* [DIRECTIONS FOR THIS TASK]
Write out every entry, unchanged. Skip any picture.

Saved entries
****

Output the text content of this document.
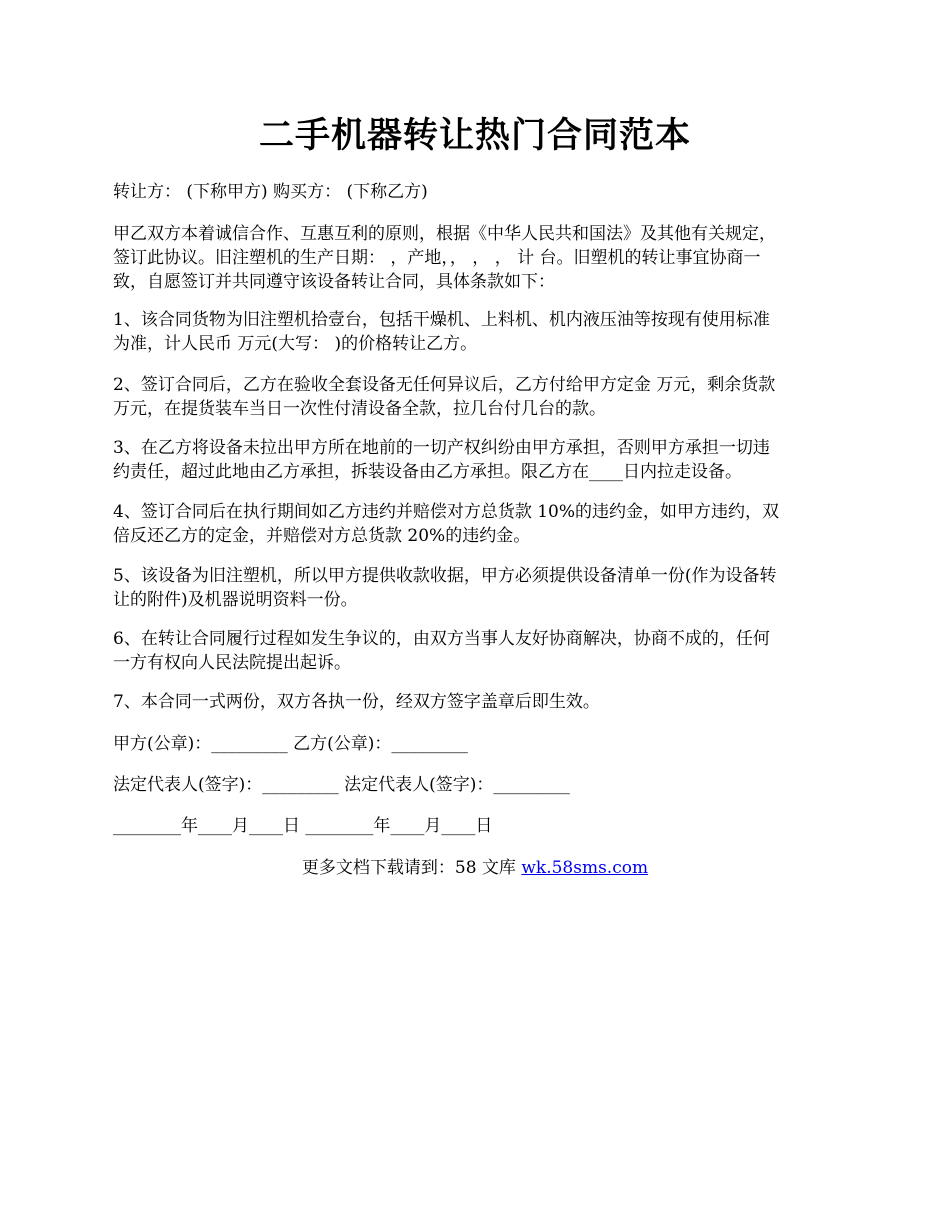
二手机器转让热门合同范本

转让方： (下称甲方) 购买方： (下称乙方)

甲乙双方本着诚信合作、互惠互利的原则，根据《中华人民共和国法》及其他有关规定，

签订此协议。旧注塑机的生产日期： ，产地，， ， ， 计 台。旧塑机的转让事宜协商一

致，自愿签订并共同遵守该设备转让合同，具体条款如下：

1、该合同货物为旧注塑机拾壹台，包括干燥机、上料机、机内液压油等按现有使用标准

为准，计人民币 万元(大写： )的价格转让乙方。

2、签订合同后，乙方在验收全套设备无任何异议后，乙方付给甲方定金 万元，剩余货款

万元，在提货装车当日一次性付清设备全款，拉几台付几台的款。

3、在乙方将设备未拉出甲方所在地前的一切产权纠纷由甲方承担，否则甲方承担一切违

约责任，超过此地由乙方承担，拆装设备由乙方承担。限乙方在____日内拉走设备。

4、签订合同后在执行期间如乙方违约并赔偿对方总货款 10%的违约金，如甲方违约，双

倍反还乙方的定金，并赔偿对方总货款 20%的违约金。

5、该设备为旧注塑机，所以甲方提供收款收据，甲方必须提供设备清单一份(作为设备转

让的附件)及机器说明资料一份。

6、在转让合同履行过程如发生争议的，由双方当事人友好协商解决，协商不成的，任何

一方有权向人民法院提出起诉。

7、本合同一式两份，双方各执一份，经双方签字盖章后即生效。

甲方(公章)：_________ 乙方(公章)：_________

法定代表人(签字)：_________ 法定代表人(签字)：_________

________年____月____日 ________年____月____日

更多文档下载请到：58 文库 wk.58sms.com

****

* [THE REPLY]
Output the text content of this document.
二手机器转让热门合同范本

转让方： (下称甲方) 购买方： (下称乙方)

甲乙双方本着诚信合作、互惠互利的原则，根据《中华人民共和国法》及其他有关规定，

签订此协议。旧注塑机的生产日期： ，产地，， ， ， 计 台。旧塑机的转让事宜协商一

致，自愿签订并共同遵守该设备转让合同，具体条款如下：

1、该合同货物为旧注塑机拾壹台，包括干燥机、上料机、机内液压油等按现有使用标准

为准，计人民币 万元(大写： )的价格转让乙方。

2、签订合同后，乙方在验收全套设备无任何异议后，乙方付给甲方定金 万元，剩余货款

万元，在提货装车当日一次性付清设备全款，拉几台付几台的款。

3、在乙方将设备未拉出甲方所在地前的一切产权纠纷由甲方承担，否则甲方承担一切违

约责任，超过此地由乙方承担，拆装设备由乙方承担。限乙方在____日内拉走设备。

4、签订合同后在执行期间如乙方违约并赔偿对方总货款 10%的违约金，如甲方违约，双

倍反还乙方的定金，并赔偿对方总货款 20%的违约金。

5、该设备为旧注塑机，所以甲方提供收款收据，甲方必须提供设备清单一份(作为设备转

让的附件)及机器说明资料一份。

6、在转让合同履行过程如发生争议的，由双方当事人友好协商解决，协商不成的，任何

一方有权向人民法院提出起诉。

7、本合同一式两份，双方各执一份，经双方签字盖章后即生效。

甲方(公章)：_________ 乙方(公章)：_________

法定代表人(签字)：_________ 法定代表人(签字)：_________

________年____月____日 ________年____月____日

更多文档下载请到：58 文库 wk.58sms.com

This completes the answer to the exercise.